■ **EXERCISE DIRECTIONS**
Each entry below is to be written out exactly, and the pictures are to be left out.

────────────────────────────────────────

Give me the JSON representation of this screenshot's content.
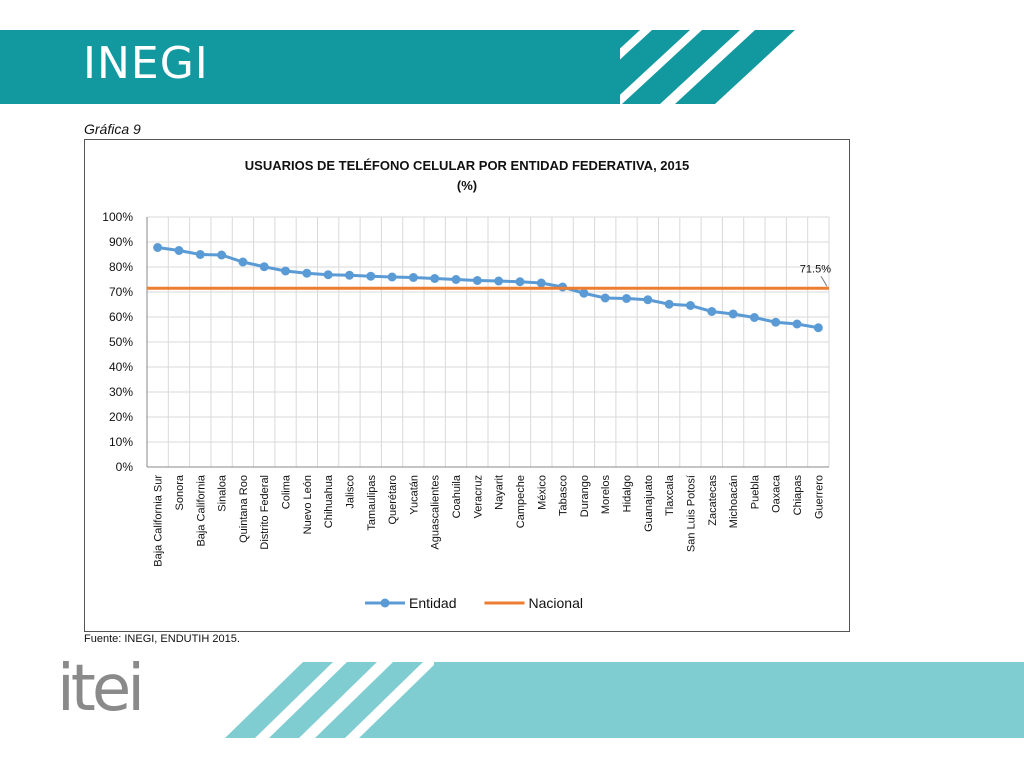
{
  "header": {
    "title": "INEGI"
  },
  "caption": "Gráfica 9",
  "source": "Fuente: INEGI, ENDUTIH 2015.",
  "logo_text": "itei",
  "colors": {
    "header_band": "#12989f",
    "footer_band": "#7fcdd1",
    "series_entidad": "#5b9bd5",
    "series_nacional": "#ed7d31"
  },
  "chart_data": {
    "type": "line",
    "title": "USUARIOS DE TELÉFONO CELULAR POR ENTIDAD FEDERATIVA, 2015",
    "subtitle": "(%)",
    "ylim": [
      0,
      100
    ],
    "yticks": [
      "0%",
      "10%",
      "20%",
      "30%",
      "40%",
      "50%",
      "60%",
      "70%",
      "80%",
      "90%",
      "100%"
    ],
    "grid": true,
    "legend_position": "bottom",
    "categories": [
      "Baja California Sur",
      "Sonora",
      "Baja California",
      "Sinaloa",
      "Quintana Roo",
      "Distrito Federal",
      "Colima",
      "Nuevo León",
      "Chihuahua",
      "Jalisco",
      "Tamaulipas",
      "Querétaro",
      "Yucatán",
      "Aguascalientes",
      "Coahuila",
      "Veracruz",
      "Nayarit",
      "Campeche",
      "México",
      "Tabasco",
      "Durango",
      "Morelos",
      "Hidalgo",
      "Guanajuato",
      "Tlaxcala",
      "San Luis Potosí",
      "Zacatecas",
      "Michoacán",
      "Puebla",
      "Oaxaca",
      "Chiapas",
      "Guerrero"
    ],
    "series": [
      {
        "name": "Entidad",
        "color": "#5b9bd5",
        "marker": true,
        "values": [
          87.8,
          86.6,
          85.0,
          84.8,
          82.0,
          80.1,
          78.4,
          77.5,
          76.9,
          76.7,
          76.3,
          76.0,
          75.8,
          75.4,
          75.0,
          74.6,
          74.4,
          74.1,
          73.6,
          72.0,
          69.5,
          67.6,
          67.4,
          66.9,
          65.1,
          64.6,
          62.2,
          61.2,
          59.8,
          57.9,
          57.2,
          55.7
        ]
      },
      {
        "name": "Nacional",
        "color": "#ed7d31",
        "marker": false,
        "values": [
          71.5,
          71.5,
          71.5,
          71.5,
          71.5,
          71.5,
          71.5,
          71.5,
          71.5,
          71.5,
          71.5,
          71.5,
          71.5,
          71.5,
          71.5,
          71.5,
          71.5,
          71.5,
          71.5,
          71.5,
          71.5,
          71.5,
          71.5,
          71.5,
          71.5,
          71.5,
          71.5,
          71.5,
          71.5,
          71.5,
          71.5,
          71.5
        ]
      }
    ],
    "annotations": [
      {
        "text": "71.5%",
        "series": "Nacional",
        "at": "end"
      }
    ]
  }
}
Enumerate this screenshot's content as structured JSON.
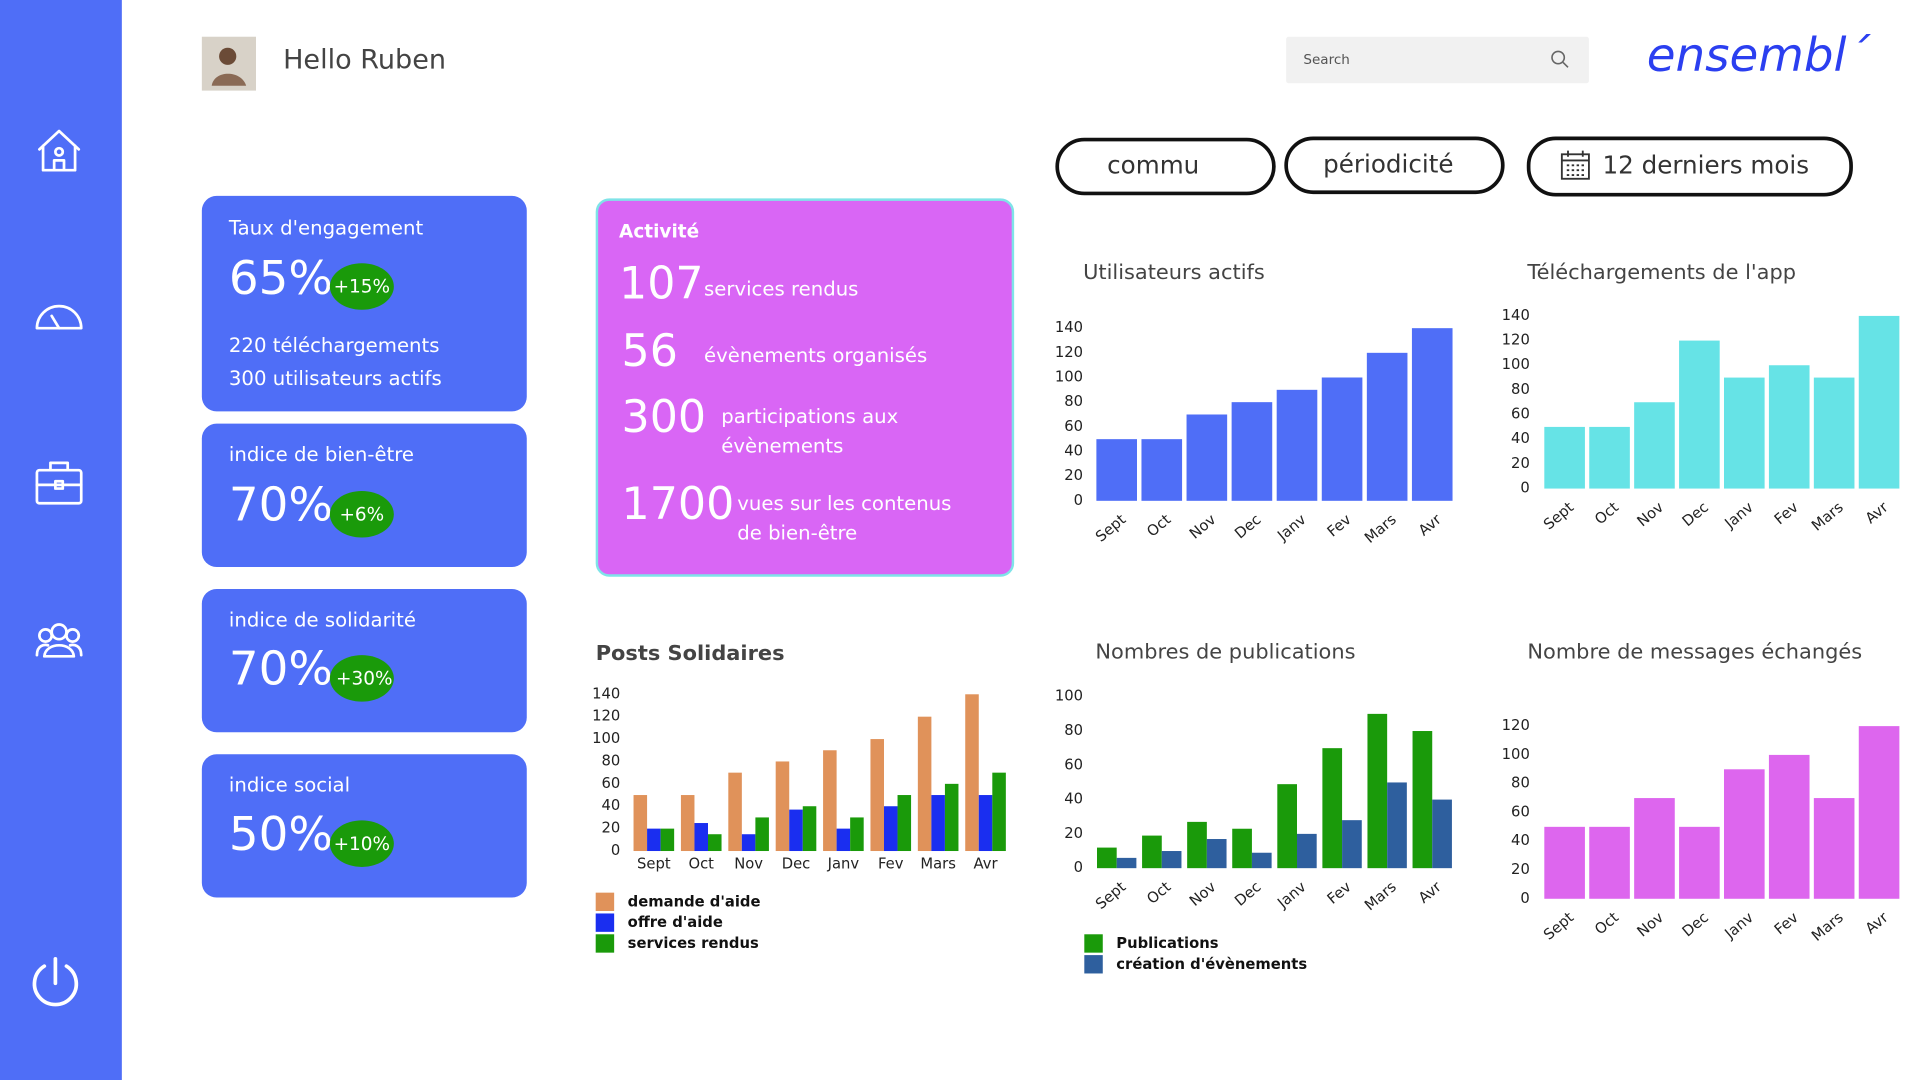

────────────────────────────────────────

■ **EXPECTED OUTPUT**
Give me the JSON representation of this screenshot's content.
{
  "header": {
    "title": "INEGI"
  },
  "caption": "Gráfica 9",
  "source": "Fuente: INEGI, ENDUTIH 2015.",
  "logo_text": "itei",
  "colors": {
    "header_band": "#12989f",
    "footer_band": "#7fcdd1",
    "series_entidad": "#5b9bd5",
    "series_nacional": "#ed7d31"
  },
  "chart_data": {
    "type": "line",
    "title": "USUARIOS DE TELÉFONO CELULAR POR ENTIDAD FEDERATIVA, 2015",
    "subtitle": "(%)",
    "ylim": [
      0,
      100
    ],
    "yticks": [
      "0%",
      "10%",
      "20%",
      "30%",
      "40%",
      "50%",
      "60%",
      "70%",
      "80%",
      "90%",
      "100%"
    ],
    "grid": true,
    "legend_position": "bottom",
    "categories": [
      "Baja California Sur",
      "Sonora",
      "Baja California",
      "Sinaloa",
      "Quintana Roo",
      "Distrito Federal",
      "Colima",
      "Nuevo León",
      "Chihuahua",
      "Jalisco",
      "Tamaulipas",
      "Querétaro",
      "Yucatán",
      "Aguascalientes",
      "Coahuila",
      "Veracruz",
      "Nayarit",
      "Campeche",
      "México",
      "Tabasco",
      "Durango",
      "Morelos",
      "Hidalgo",
      "Guanajuato",
      "Tlaxcala",
      "San Luis Potosí",
      "Zacatecas",
      "Michoacán",
      "Puebla",
      "Oaxaca",
      "Chiapas",
      "Guerrero"
    ],
    "series": [
      {
        "name": "Entidad",
        "color": "#5b9bd5",
        "marker": true,
        "values": [
          87.8,
          86.6,
          85.0,
          84.8,
          82.0,
          80.1,
          78.4,
          77.5,
          76.9,
          76.7,
          76.3,
          76.0,
          75.8,
          75.4,
          75.0,
          74.6,
          74.4,
          74.1,
          73.6,
          72.0,
          69.5,
          67.6,
          67.4,
          66.9,
          65.1,
          64.6,
          62.2,
          61.2,
          59.8,
          57.9,
          57.2,
          55.7
        ]
      },
      {
        "name": "Nacional",
        "color": "#ed7d31",
        "marker": false,
        "values": [
          71.5,
          71.5,
          71.5,
          71.5,
          71.5,
          71.5,
          71.5,
          71.5,
          71.5,
          71.5,
          71.5,
          71.5,
          71.5,
          71.5,
          71.5,
          71.5,
          71.5,
          71.5,
          71.5,
          71.5,
          71.5,
          71.5,
          71.5,
          71.5,
          71.5,
          71.5,
          71.5,
          71.5,
          71.5,
          71.5,
          71.5,
          71.5
        ]
      }
    ],
    "annotations": [
      {
        "text": "71.5%",
        "series": "Nacional",
        "at": "end"
      }
    ]
  }
}
Enumerate this screenshot's content as structured JSON.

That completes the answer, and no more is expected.